_Prompt:_ Copy the material line for line, starting at its first line and stopping after the line that contains "- row-address: [주소]: [90, 1406, 154, 1443]".

Element location listings
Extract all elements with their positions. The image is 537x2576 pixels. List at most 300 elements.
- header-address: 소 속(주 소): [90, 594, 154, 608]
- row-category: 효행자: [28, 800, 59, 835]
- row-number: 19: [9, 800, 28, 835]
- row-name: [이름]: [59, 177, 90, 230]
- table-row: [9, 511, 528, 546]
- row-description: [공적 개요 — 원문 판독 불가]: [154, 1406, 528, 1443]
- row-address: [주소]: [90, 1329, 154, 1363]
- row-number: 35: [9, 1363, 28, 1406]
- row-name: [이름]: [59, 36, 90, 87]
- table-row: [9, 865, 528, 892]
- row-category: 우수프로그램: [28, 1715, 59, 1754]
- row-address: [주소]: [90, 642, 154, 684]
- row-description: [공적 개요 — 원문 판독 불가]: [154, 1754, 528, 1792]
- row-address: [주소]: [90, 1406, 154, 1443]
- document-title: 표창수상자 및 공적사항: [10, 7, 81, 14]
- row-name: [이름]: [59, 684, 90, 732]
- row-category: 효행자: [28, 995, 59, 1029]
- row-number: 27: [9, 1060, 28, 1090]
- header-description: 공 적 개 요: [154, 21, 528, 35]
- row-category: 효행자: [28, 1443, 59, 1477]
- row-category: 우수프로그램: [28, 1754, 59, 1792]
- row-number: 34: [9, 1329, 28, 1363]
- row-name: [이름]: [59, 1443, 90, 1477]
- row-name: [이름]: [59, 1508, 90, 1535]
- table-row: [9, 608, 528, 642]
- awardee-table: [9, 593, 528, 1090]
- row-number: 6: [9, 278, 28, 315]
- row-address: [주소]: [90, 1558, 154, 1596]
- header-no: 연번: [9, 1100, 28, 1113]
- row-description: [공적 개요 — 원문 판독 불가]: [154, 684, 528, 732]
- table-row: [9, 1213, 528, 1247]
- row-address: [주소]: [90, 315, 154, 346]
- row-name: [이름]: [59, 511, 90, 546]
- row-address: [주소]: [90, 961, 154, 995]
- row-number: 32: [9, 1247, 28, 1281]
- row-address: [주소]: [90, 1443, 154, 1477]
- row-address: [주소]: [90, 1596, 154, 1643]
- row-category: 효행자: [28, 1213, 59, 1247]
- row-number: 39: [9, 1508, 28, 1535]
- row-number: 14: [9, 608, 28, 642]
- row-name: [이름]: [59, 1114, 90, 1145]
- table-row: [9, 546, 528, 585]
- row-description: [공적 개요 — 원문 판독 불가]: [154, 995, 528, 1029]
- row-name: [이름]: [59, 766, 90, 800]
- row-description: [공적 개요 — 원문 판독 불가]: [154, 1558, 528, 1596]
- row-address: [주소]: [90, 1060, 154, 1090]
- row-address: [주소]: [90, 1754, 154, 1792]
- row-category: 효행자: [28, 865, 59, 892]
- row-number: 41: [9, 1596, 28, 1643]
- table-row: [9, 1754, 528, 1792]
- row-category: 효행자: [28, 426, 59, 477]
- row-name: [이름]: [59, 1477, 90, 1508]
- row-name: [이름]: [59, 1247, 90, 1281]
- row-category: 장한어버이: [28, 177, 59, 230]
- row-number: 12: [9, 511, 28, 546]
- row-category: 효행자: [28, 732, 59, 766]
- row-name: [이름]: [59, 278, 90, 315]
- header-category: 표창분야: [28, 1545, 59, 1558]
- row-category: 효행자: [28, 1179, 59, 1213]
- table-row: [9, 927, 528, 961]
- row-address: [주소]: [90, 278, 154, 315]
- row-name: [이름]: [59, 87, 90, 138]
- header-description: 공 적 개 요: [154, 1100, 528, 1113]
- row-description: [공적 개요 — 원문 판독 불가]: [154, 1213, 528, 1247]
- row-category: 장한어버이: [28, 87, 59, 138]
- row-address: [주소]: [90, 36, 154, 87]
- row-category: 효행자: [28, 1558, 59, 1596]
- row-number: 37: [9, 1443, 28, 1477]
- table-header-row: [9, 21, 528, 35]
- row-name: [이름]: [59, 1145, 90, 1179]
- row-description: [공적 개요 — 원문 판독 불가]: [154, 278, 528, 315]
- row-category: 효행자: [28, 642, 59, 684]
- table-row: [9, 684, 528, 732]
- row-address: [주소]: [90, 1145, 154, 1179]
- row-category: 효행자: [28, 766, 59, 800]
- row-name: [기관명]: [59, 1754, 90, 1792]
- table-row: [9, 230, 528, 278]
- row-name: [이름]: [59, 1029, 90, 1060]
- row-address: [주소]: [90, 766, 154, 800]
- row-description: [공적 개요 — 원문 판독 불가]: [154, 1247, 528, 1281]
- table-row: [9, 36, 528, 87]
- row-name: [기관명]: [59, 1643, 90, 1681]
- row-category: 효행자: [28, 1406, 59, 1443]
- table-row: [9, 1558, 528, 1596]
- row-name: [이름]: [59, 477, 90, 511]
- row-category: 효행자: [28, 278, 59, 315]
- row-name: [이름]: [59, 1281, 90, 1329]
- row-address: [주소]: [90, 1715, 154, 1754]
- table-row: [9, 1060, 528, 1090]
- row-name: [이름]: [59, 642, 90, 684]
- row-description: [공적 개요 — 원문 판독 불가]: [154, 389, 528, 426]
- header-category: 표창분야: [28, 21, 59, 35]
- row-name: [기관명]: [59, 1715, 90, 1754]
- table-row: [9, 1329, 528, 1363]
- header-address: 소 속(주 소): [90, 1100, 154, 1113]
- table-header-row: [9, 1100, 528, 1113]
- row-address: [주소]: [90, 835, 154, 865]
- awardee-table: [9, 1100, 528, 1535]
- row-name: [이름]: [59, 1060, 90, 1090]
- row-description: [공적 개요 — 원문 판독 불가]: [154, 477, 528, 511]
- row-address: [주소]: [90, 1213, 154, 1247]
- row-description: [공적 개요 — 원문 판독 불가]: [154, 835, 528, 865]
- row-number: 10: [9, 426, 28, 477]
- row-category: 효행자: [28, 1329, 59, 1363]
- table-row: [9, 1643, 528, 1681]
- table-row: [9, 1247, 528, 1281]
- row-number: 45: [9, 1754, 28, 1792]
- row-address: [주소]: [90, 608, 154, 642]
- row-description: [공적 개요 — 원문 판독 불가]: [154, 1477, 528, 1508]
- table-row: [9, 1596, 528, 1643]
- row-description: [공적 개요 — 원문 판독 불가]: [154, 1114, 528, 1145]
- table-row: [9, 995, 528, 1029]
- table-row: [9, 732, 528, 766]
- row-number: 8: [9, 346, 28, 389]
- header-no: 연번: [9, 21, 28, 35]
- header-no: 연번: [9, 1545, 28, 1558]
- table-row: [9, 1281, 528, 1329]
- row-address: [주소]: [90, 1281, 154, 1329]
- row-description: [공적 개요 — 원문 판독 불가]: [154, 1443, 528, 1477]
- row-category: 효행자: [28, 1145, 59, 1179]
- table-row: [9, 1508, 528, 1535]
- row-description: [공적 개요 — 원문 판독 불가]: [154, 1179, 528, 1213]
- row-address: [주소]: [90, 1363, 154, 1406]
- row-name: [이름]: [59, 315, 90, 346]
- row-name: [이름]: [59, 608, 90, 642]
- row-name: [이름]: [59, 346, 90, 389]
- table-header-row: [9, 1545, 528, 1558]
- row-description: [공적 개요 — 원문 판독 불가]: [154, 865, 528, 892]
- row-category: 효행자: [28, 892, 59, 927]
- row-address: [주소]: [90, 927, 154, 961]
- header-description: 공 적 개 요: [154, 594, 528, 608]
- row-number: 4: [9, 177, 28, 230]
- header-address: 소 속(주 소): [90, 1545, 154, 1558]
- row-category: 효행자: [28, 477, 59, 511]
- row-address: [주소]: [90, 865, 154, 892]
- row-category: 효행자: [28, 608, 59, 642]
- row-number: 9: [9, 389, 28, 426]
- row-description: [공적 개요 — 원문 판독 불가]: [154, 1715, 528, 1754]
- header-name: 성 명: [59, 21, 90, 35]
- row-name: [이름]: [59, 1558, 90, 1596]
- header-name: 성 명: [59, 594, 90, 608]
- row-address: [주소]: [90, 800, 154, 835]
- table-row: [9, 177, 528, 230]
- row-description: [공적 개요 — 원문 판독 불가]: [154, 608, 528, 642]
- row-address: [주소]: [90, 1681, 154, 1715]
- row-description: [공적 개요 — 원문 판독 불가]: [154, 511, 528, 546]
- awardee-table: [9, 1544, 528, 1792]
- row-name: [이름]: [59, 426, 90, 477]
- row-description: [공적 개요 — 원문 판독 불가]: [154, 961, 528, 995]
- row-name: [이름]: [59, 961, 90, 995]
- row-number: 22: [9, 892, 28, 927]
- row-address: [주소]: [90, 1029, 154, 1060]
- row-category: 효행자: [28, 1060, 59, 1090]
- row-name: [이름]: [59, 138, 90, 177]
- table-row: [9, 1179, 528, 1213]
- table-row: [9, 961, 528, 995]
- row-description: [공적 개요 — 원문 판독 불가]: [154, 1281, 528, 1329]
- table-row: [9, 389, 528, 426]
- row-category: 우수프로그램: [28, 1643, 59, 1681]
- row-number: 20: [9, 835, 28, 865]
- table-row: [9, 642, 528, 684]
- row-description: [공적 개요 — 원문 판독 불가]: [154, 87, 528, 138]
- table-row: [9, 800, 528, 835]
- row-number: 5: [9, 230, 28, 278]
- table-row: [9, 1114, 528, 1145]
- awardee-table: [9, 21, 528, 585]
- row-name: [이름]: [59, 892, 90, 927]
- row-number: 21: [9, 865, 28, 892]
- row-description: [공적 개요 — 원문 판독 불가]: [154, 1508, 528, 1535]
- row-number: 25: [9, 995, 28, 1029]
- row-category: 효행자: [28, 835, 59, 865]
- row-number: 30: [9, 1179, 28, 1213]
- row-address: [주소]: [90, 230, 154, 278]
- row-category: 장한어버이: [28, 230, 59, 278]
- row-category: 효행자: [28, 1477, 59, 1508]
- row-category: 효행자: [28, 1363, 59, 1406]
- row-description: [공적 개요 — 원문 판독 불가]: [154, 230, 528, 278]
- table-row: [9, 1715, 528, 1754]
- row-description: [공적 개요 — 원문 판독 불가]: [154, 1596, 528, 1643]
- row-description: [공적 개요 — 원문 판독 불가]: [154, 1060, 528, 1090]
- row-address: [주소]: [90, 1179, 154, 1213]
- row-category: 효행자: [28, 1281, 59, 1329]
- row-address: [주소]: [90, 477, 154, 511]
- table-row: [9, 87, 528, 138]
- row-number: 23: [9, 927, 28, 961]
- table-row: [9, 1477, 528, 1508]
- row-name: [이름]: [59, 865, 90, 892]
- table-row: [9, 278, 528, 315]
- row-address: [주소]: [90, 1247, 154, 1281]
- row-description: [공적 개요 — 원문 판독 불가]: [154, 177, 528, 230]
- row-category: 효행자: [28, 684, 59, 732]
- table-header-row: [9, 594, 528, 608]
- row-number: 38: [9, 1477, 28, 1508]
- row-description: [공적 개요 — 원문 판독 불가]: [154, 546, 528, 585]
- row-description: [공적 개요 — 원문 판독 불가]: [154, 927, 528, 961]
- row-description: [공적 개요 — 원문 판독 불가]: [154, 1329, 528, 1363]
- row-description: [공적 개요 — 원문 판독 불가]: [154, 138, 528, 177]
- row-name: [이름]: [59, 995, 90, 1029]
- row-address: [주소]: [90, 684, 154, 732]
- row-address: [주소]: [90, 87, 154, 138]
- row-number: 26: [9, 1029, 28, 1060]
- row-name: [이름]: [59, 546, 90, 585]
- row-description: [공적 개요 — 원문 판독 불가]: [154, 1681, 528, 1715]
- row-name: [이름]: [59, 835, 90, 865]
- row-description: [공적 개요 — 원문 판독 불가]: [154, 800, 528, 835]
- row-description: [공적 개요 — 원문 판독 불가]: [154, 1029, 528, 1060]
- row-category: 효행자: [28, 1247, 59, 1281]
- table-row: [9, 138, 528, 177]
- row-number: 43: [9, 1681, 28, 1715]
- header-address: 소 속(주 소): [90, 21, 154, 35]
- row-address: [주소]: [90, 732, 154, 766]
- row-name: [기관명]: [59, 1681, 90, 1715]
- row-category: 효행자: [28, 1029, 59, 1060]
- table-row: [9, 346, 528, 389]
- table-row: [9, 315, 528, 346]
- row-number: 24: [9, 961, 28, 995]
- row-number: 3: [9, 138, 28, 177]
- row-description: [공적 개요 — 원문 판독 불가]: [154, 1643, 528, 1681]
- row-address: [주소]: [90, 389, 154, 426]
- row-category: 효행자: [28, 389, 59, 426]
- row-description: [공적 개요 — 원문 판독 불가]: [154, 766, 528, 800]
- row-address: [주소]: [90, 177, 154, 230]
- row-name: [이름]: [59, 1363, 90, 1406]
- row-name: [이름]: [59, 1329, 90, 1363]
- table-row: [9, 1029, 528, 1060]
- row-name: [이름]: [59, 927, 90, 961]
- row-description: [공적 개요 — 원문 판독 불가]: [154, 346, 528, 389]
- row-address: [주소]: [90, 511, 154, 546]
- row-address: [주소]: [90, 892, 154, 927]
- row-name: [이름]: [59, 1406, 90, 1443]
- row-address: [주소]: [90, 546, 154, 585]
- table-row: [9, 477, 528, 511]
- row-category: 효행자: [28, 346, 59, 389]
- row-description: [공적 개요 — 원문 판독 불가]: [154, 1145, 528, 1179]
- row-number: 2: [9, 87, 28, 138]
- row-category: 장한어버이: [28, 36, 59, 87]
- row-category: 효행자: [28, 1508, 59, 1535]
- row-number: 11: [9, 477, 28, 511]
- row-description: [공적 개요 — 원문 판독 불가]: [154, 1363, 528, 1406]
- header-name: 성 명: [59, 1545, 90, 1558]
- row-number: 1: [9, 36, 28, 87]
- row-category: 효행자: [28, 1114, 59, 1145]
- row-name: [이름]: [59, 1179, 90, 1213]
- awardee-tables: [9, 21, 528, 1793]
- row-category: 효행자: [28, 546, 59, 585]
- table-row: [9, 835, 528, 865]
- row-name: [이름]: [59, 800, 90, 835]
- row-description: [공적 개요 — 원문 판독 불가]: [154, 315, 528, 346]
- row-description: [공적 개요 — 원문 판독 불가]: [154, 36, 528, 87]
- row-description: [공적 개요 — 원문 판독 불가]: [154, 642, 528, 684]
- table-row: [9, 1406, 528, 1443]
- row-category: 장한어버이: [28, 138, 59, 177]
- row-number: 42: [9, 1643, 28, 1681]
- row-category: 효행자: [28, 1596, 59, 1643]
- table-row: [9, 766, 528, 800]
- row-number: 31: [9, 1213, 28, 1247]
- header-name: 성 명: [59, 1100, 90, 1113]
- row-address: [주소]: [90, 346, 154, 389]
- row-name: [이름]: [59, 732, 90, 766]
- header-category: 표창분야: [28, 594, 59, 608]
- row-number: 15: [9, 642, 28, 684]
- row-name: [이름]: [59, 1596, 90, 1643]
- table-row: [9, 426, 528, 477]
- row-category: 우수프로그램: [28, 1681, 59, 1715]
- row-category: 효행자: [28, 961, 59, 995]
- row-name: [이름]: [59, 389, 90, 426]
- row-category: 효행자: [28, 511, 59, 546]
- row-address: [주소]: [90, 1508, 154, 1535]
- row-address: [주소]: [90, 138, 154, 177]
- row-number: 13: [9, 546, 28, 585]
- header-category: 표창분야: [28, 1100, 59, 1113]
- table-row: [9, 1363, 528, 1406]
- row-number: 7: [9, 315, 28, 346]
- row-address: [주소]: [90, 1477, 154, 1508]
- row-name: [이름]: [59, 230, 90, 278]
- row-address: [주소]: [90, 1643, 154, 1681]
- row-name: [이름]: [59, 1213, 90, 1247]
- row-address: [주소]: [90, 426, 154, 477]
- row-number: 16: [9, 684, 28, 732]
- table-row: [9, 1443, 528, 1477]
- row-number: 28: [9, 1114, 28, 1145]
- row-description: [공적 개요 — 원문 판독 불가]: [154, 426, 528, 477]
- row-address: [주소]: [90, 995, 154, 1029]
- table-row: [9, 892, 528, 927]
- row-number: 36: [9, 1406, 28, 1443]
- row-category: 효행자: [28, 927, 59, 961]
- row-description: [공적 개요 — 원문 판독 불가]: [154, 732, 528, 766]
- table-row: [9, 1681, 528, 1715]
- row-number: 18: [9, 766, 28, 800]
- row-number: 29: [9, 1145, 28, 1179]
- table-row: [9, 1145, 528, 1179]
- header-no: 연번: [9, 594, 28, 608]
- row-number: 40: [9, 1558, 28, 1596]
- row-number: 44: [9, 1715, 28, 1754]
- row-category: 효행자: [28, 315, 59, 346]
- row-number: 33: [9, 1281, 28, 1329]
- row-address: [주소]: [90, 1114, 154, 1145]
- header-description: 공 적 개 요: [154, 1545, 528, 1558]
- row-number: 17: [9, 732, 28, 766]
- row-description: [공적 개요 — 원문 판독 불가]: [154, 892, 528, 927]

_Completed exercise:_
Extract all elements with their positions. The image is 537x2576 pixels. List at most 300 elements.
- header-address: 소 속(주 소): [90, 594, 154, 608]
- row-category: 효행자: [28, 800, 59, 835]
- row-number: 19: [9, 800, 28, 835]
- row-name: [이름]: [59, 177, 90, 230]
- table-row: [9, 511, 528, 546]
- row-description: [공적 개요 — 원문 판독 불가]: [154, 1406, 528, 1443]
- row-address: [주소]: [90, 1329, 154, 1363]
- row-number: 35: [9, 1363, 28, 1406]
- row-name: [이름]: [59, 36, 90, 87]
- table-row: [9, 865, 528, 892]
- row-category: 우수프로그램: [28, 1715, 59, 1754]
- row-address: [주소]: [90, 642, 154, 684]
- row-description: [공적 개요 — 원문 판독 불가]: [154, 1754, 528, 1792]
- row-address: [주소]: [90, 1406, 154, 1443]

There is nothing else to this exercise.